▶ _Data rows_
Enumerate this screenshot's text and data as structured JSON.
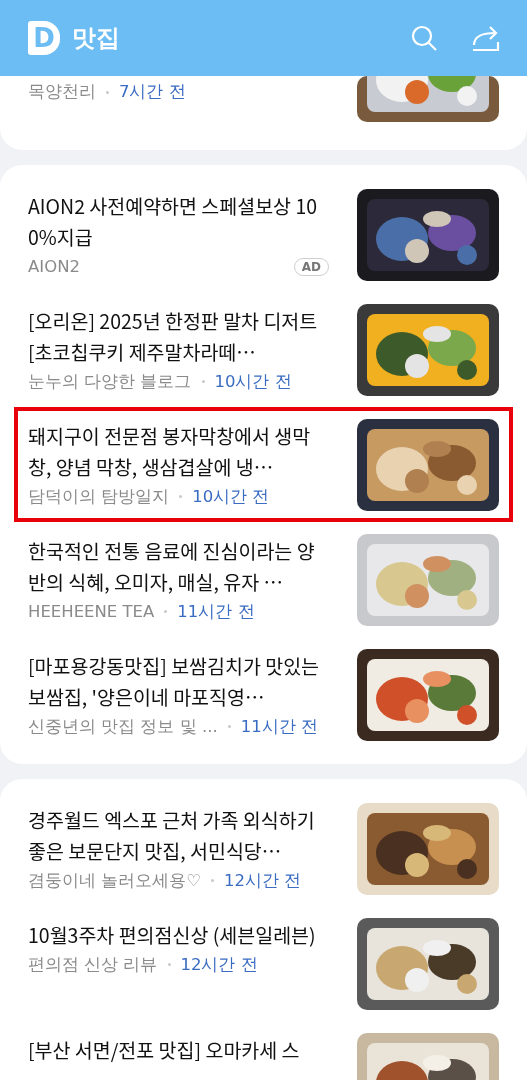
{
  "header": {
    "logo": "D",
    "title": "맛집"
  },
  "sections": [
    {
      "cut_top": true,
      "items": [
        {
          "source": "목양천리",
          "time": "7시간 전",
          "highlighted": false
        }
      ]
    },
    {
      "cut_top": false,
      "items": [
        {
          "title": "AION2 사전예약하면 스페셜보상 100%지급",
          "source": "AION2",
          "badge": "AD",
          "highlighted": false
        },
        {
          "title": "[오리온] 2025년 한정판 말차 디저트 [초코칩쿠키 제주말차라떼…",
          "source": "눈누의 다양한 블로그",
          "time": "10시간 전",
          "highlighted": false
        },
        {
          "title": "돼지구이 전문점 봉자막창에서 생막창, 양념 막창, 생삼겹살에 냉…",
          "source": "담덕이의 탐방일지",
          "time": "10시간 전",
          "highlighted": true
        },
        {
          "title": "한국적인 전통 음료에 진심이라는 양반의 식혜, 오미자, 매실, 유자 …",
          "source": "HEEHEENE TEA",
          "time": "11시간 전",
          "highlighted": false
        },
        {
          "title": "[마포용강동맛집] 보쌈김치가 맛있는 보쌈집, '양은이네 마포직영…",
          "source": "신중년의 맛집 정보 및 ...",
          "time": "11시간 전",
          "highlighted": false
        }
      ]
    },
    {
      "cut_top": false,
      "items": [
        {
          "title": "경주월드 엑스포 근처 가족 외식하기 좋은 보문단지 맛집, 서민식당…",
          "source": "겸둥이네 놀러오세용♡",
          "time": "12시간 전",
          "highlighted": false
        },
        {
          "title": "10월3주차 편의점신상 (세븐일레븐)",
          "source": "편의점 신상 리뷰",
          "time": "12시간 전",
          "highlighted": false
        },
        {
          "title": "[부산 서면/전포 맛집] 오마카세 스",
          "highlighted": false
        }
      ]
    }
  ]
}
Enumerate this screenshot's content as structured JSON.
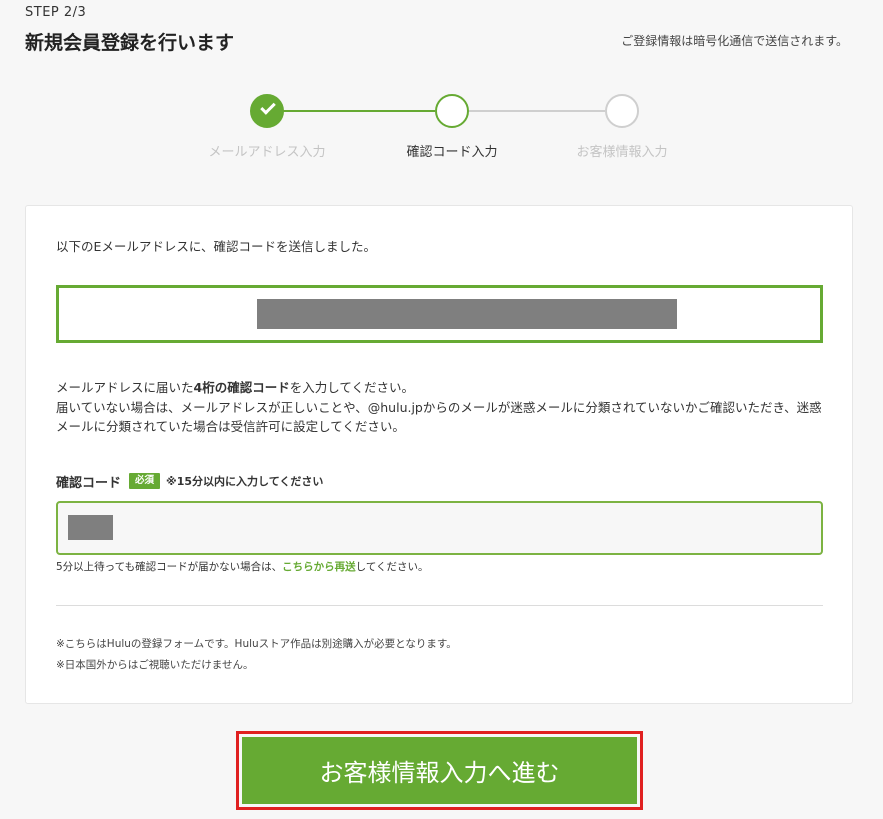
{
  "header": {
    "step_label": "STEP 2/3",
    "title": "新規会員登録を行います",
    "security_note": "ご登録情報は暗号化通信で送信されます。"
  },
  "stepper": {
    "steps": [
      {
        "label": "メールアドレス入力",
        "state": "completed"
      },
      {
        "label": "確認コード入力",
        "state": "current"
      },
      {
        "label": "お客様情報入力",
        "state": "upcoming"
      }
    ]
  },
  "form": {
    "sent_message": "以下のEメールアドレスに、確認コードを送信しました。",
    "instructions": {
      "line1_before": "メールアドレスに届いた",
      "line1_bold": "4桁の確認コード",
      "line1_after": "を入力してください。",
      "line2": "届いていない場合は、メールアドレスが正しいことや、@hulu.jpからのメールが迷惑メールに分類されていないかご確認いただき、迷惑メールに分類されていた場合は受信許可に設定してください。"
    },
    "code_label": "確認コード",
    "required_badge": "必須",
    "time_note": "※15分以内に入力してください",
    "resend_before": "5分以上待っても確認コードが届かない場合は、",
    "resend_link": "こちらから再送",
    "resend_after": "してください。"
  },
  "notices": [
    "※こちらはHuluの登録フォームです。Huluストア作品は別途購入が必要となります。",
    "※日本国外からはご視聴いただけません。"
  ],
  "cta": {
    "label": "お客様情報入力へ進む"
  },
  "colors": {
    "brand_green": "#66aa33",
    "highlight_red": "#e02020",
    "background": "#f7f7f7"
  }
}
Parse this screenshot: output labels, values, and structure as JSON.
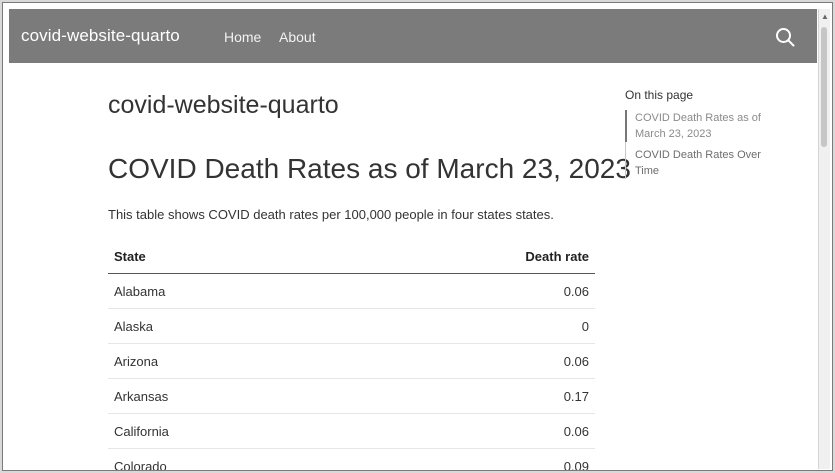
{
  "navbar": {
    "brand": "covid-website-quarto",
    "links": [
      {
        "label": "Home"
      },
      {
        "label": "About"
      }
    ],
    "search_icon": "search-icon"
  },
  "main": {
    "page_title": "covid-website-quarto",
    "section_title": "COVID Death Rates as of March 23, 2023",
    "intro": "This table shows COVID death rates per 100,000 people in four states states.",
    "table": {
      "headers": [
        "State",
        "Death rate"
      ],
      "rows": [
        [
          "Alabama",
          "0.06"
        ],
        [
          "Alaska",
          "0"
        ],
        [
          "Arizona",
          "0.06"
        ],
        [
          "Arkansas",
          "0.17"
        ],
        [
          "California",
          "0.06"
        ],
        [
          "Colorado",
          "0.09"
        ]
      ]
    }
  },
  "toc": {
    "heading": "On this page",
    "items": [
      {
        "label": "COVID Death Rates as of March 23, 2023"
      },
      {
        "label": "COVID Death Rates Over Time"
      }
    ]
  }
}
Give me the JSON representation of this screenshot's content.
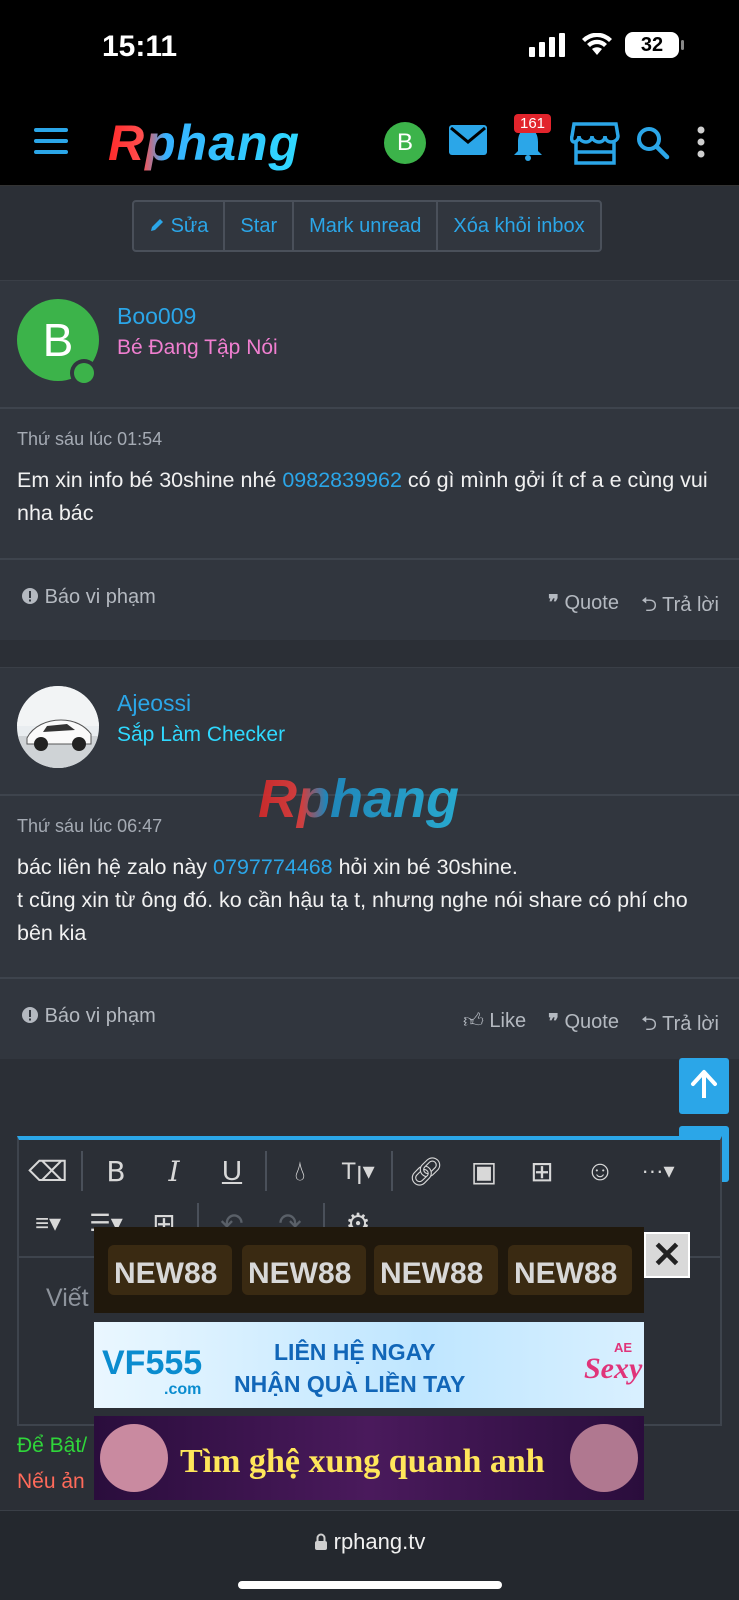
{
  "status": {
    "time": "15:11",
    "battery": "32",
    "battery_level": 0.32
  },
  "header": {
    "logo": "Rphang",
    "avatar_letter": "B",
    "notif_count": "161"
  },
  "actions": [
    "Sửa",
    "Star",
    "Mark unread",
    "Xóa khỏi inbox"
  ],
  "messages": [
    {
      "avatar_letter": "B",
      "username": "Boo009",
      "usertitle": "Bé Đang Tập Nói",
      "date": "Thứ sáu lúc 01:54",
      "text_before": "Em xin info bé 30shine nhé ",
      "phone": "0982839962",
      "text_after": " có gì mình gởi ít cf a e cùng vui nha bác",
      "report": "Báo vi phạm",
      "quote": "Quote",
      "reply": "Trả lời"
    },
    {
      "username": "Ajeossi",
      "usertitle": "Sắp Làm Checker",
      "date": "Thứ sáu lúc 06:47",
      "text_before": "bác liên hệ zalo này ",
      "phone": "0797774468",
      "text_after": " hỏi xin bé 30shine.",
      "text_line2": "t cũng xin từ ông đó. ko cần hậu tạ t, nhưng nghe nói share có phí cho bên kia",
      "report": "Báo vi phạm",
      "like": "Like",
      "quote": "Quote",
      "reply": "Trả lời"
    }
  ],
  "watermark": "Rphang",
  "editor": {
    "placeholder": "Viết"
  },
  "hints": {
    "green": "Để Bật/",
    "red": "Nếu ản"
  },
  "ads": {
    "new88": [
      "NEW88",
      "NEW88",
      "NEW88",
      "NEW88"
    ],
    "vf555_brand": "VF555",
    "vf555_domain": ".com",
    "vf555_line1": "LIÊN HỆ NGAY",
    "vf555_line2": "NHẬN QUÀ LIỀN TAY",
    "sexy_brand": "Sexy",
    "sexy_prefix": "AE",
    "date_banner": "Tìm ghệ xung quanh anh"
  },
  "browser": {
    "url": "rphang.tv"
  },
  "colors": {
    "accent": "#2ba6e8",
    "green": "#3cb34a",
    "pink": "#f07fd0",
    "cyan": "#2fd9ff",
    "badge": "#e2242c"
  }
}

▶ _What you are asked to do_
Return the records exactly. Don't carry the pictures over.

▶ _Response to this task_
Enumerate this screenshot's text and data as structured JSON.
{
  "header": {
    "logo": "D",
    "title": "맛집"
  },
  "sections": [
    {
      "cut_top": true,
      "items": [
        {
          "source": "목양천리",
          "time": "7시간 전",
          "highlighted": false
        }
      ]
    },
    {
      "cut_top": false,
      "items": [
        {
          "title": "AION2 사전예약하면 스페셜보상 100%지급",
          "source": "AION2",
          "badge": "AD",
          "highlighted": false
        },
        {
          "title": "[오리온] 2025년 한정판 말차 디저트 [초코칩쿠키 제주말차라떼…",
          "source": "눈누의 다양한 블로그",
          "time": "10시간 전",
          "highlighted": false
        },
        {
          "title": "돼지구이 전문점 봉자막창에서 생막창, 양념 막창, 생삼겹살에 냉…",
          "source": "담덕이의 탐방일지",
          "time": "10시간 전",
          "highlighted": true
        },
        {
          "title": "한국적인 전통 음료에 진심이라는 양반의 식혜, 오미자, 매실, 유자 …",
          "source": "HEEHEENE TEA",
          "time": "11시간 전",
          "highlighted": false
        },
        {
          "title": "[마포용강동맛집] 보쌈김치가 맛있는 보쌈집, '양은이네 마포직영…",
          "source": "신중년의 맛집 정보 및 ...",
          "time": "11시간 전",
          "highlighted": false
        }
      ]
    },
    {
      "cut_top": false,
      "items": [
        {
          "title": "경주월드 엑스포 근처 가족 외식하기 좋은 보문단지 맛집, 서민식당…",
          "source": "겸둥이네 놀러오세용♡",
          "time": "12시간 전",
          "highlighted": false
        },
        {
          "title": "10월3주차 편의점신상 (세븐일레븐)",
          "source": "편의점 신상 리뷰",
          "time": "12시간 전",
          "highlighted": false
        },
        {
          "title": "[부산 서면/전포 맛집] 오마카세 스",
          "highlighted": false
        }
      ]
    }
  ]
}
Enumerate this screenshot's content as structured JSON.
{
  "header": {
    "step_label": "STEP 2/3",
    "title": "新規会員登録を行います",
    "security_note": "ご登録情報は暗号化通信で送信されます。"
  },
  "stepper": {
    "steps": [
      {
        "label": "メールアドレス入力",
        "state": "completed"
      },
      {
        "label": "確認コード入力",
        "state": "current"
      },
      {
        "label": "お客様情報入力",
        "state": "upcoming"
      }
    ]
  },
  "form": {
    "sent_message": "以下のEメールアドレスに、確認コードを送信しました。",
    "instructions": {
      "line1_before": "メールアドレスに届いた",
      "line1_bold": "4桁の確認コード",
      "line1_after": "を入力してください。",
      "line2": "届いていない場合は、メールアドレスが正しいことや、@hulu.jpからのメールが迷惑メールに分類されていないかご確認いただき、迷惑メールに分類されていた場合は受信許可に設定してください。"
    },
    "code_label": "確認コード",
    "required_badge": "必須",
    "time_note": "※15分以内に入力してください",
    "resend_before": "5分以上待っても確認コードが届かない場合は、",
    "resend_link": "こちらから再送",
    "resend_after": "してください。"
  },
  "notices": [
    "※こちらはHuluの登録フォームです。Huluストア作品は別途購入が必要となります。",
    "※日本国外からはご視聴いただけません。"
  ],
  "cta": {
    "label": "お客様情報入力へ進む"
  },
  "colors": {
    "brand_green": "#66aa33",
    "highlight_red": "#e02020",
    "background": "#f7f7f7"
  }
}
Parse this screenshot: output labels, values, and structure as JSON.
{
  "navbar": {
    "brand": "covid-website-quarto",
    "links": [
      {
        "label": "Home"
      },
      {
        "label": "About"
      }
    ],
    "search_icon": "search-icon"
  },
  "main": {
    "page_title": "covid-website-quarto",
    "section_title": "COVID Death Rates as of March 23, 2023",
    "intro": "This table shows COVID death rates per 100,000 people in four states states.",
    "table": {
      "headers": [
        "State",
        "Death rate"
      ],
      "rows": [
        [
          "Alabama",
          "0.06"
        ],
        [
          "Alaska",
          "0"
        ],
        [
          "Arizona",
          "0.06"
        ],
        [
          "Arkansas",
          "0.17"
        ],
        [
          "California",
          "0.06"
        ],
        [
          "Colorado",
          "0.09"
        ]
      ]
    }
  },
  "toc": {
    "heading": "On this page",
    "items": [
      {
        "label": "COVID Death Rates as of March 23, 2023"
      },
      {
        "label": "COVID Death Rates Over Time"
      }
    ]
  }
}
Give me the JSON representation of this screenshot's content.
{
  "status": {
    "time": "15:11",
    "battery": "32",
    "battery_level": 0.32
  },
  "header": {
    "logo": "Rphang",
    "avatar_letter": "B",
    "notif_count": "161"
  },
  "actions": [
    "Sửa",
    "Star",
    "Mark unread",
    "Xóa khỏi inbox"
  ],
  "messages": [
    {
      "avatar_letter": "B",
      "username": "Boo009",
      "usertitle": "Bé Đang Tập Nói",
      "date": "Thứ sáu lúc 01:54",
      "text_before": "Em xin info bé 30shine nhé ",
      "phone": "0982839962",
      "text_after": " có gì mình gởi ít cf a e cùng vui nha bác",
      "report": "Báo vi phạm",
      "quote": "Quote",
      "reply": "Trả lời"
    },
    {
      "username": "Ajeossi",
      "usertitle": "Sắp Làm Checker",
      "date": "Thứ sáu lúc 06:47",
      "text_before": "bác liên hệ zalo này ",
      "phone": "0797774468",
      "text_after": " hỏi xin bé 30shine.",
      "text_line2": "t cũng xin từ ông đó. ko cần hậu tạ t, nhưng nghe nói share có phí cho bên kia",
      "report": "Báo vi phạm",
      "like": "Like",
      "quote": "Quote",
      "reply": "Trả lời"
    }
  ],
  "watermark": "Rphang",
  "editor": {
    "placeholder": "Viết"
  },
  "hints": {
    "green": "Để Bật/",
    "red": "Nếu ản"
  },
  "ads": {
    "new88": [
      "NEW88",
      "NEW88",
      "NEW88",
      "NEW88"
    ],
    "vf555_brand": "VF555",
    "vf555_domain": ".com",
    "vf555_line1": "LIÊN HỆ NGAY",
    "vf555_line2": "NHẬN QUÀ LIỀN TAY",
    "sexy_brand": "Sexy",
    "sexy_prefix": "AE",
    "date_banner": "Tìm ghệ xung quanh anh"
  },
  "browser": {
    "url": "rphang.tv"
  },
  "colors": {
    "accent": "#2ba6e8",
    "green": "#3cb34a",
    "pink": "#f07fd0",
    "cyan": "#2fd9ff",
    "badge": "#e2242c"
  }
}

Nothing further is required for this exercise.